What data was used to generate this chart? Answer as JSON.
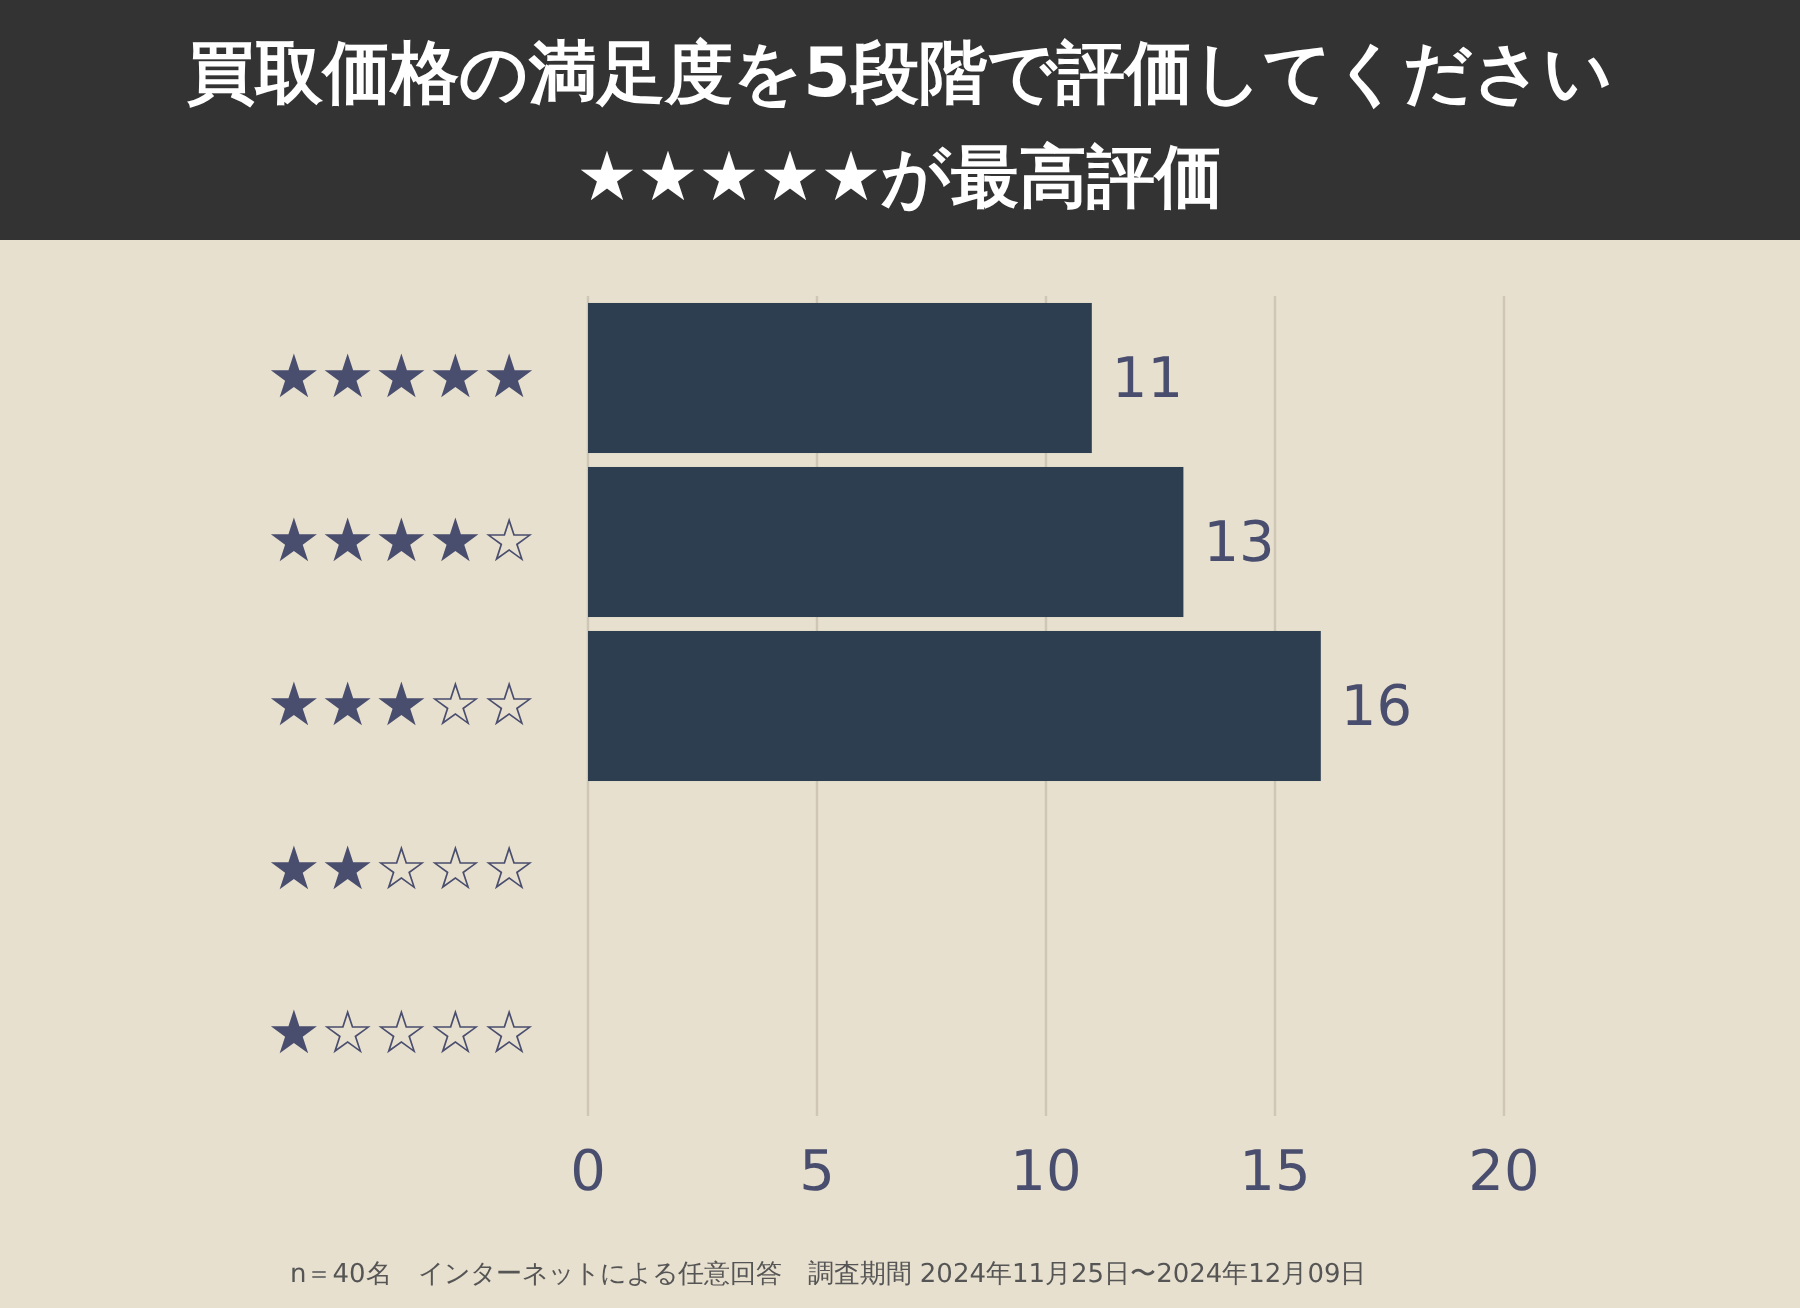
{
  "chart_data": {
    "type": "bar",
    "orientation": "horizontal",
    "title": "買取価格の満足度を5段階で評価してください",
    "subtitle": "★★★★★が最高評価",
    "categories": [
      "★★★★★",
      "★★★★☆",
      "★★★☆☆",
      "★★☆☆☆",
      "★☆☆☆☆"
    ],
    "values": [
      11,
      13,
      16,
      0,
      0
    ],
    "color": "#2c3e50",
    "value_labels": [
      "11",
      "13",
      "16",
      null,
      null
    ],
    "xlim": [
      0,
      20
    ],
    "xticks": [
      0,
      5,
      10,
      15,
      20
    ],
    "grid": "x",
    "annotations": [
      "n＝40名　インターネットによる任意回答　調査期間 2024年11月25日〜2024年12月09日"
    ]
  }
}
----
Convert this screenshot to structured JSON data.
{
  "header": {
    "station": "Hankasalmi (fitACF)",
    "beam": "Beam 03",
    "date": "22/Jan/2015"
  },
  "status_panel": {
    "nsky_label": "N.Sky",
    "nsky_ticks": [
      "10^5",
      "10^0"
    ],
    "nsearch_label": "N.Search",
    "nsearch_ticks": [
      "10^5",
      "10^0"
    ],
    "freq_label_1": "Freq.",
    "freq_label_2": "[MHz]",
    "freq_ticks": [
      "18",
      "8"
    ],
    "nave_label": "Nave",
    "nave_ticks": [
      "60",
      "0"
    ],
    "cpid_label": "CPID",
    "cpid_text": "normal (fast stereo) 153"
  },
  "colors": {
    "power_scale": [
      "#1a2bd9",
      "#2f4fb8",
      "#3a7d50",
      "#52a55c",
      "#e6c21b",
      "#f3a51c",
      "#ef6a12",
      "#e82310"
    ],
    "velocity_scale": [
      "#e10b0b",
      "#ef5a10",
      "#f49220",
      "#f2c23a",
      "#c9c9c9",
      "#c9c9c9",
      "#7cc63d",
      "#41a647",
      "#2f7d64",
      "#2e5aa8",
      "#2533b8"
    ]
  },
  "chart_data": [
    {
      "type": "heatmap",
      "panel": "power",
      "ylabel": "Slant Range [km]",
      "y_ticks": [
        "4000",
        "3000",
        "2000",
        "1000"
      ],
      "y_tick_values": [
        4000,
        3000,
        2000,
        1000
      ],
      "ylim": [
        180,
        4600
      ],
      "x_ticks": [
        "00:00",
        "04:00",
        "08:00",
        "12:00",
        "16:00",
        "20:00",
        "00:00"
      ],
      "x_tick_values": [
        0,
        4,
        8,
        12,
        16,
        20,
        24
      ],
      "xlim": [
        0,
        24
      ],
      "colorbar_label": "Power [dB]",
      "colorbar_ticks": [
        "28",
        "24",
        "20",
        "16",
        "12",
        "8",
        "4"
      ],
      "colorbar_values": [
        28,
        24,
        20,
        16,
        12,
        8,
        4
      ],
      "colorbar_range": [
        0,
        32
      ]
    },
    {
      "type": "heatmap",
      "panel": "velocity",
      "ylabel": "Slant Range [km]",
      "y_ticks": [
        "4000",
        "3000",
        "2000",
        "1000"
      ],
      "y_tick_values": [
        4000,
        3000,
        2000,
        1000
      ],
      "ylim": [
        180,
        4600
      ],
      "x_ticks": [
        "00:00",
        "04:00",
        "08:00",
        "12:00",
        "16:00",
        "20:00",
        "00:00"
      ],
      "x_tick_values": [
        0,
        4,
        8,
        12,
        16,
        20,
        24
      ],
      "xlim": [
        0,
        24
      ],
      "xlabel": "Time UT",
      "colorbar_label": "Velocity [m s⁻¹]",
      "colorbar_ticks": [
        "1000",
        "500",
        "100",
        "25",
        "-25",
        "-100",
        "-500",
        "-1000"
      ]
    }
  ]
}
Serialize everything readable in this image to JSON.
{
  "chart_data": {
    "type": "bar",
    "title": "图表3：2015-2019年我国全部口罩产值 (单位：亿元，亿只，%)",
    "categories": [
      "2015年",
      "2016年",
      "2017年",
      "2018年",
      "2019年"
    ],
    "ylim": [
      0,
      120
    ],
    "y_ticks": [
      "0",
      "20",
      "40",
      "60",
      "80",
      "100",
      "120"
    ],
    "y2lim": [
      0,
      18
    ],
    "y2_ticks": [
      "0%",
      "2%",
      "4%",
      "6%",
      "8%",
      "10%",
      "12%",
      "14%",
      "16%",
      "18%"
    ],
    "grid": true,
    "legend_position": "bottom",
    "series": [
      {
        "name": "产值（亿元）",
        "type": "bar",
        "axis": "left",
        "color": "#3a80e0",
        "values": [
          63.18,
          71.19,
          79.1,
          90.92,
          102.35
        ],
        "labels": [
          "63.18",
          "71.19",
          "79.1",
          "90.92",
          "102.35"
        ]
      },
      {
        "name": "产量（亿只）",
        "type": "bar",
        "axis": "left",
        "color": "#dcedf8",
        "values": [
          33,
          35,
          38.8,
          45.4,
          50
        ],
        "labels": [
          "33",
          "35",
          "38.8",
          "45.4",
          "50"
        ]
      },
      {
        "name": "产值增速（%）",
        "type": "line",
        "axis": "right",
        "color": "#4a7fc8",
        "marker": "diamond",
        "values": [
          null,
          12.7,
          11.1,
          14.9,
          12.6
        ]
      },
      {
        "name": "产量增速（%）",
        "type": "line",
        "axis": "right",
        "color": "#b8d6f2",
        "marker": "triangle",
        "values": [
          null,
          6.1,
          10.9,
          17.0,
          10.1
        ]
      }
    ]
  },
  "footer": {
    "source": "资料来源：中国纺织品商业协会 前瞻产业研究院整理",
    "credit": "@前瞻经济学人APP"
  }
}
----
→ EXERCISE DESCRIPTION: Of the lines in this listing, how many contain "JSON"? Reply with the number and nothing more.

→ WORKED SOLUTION: 3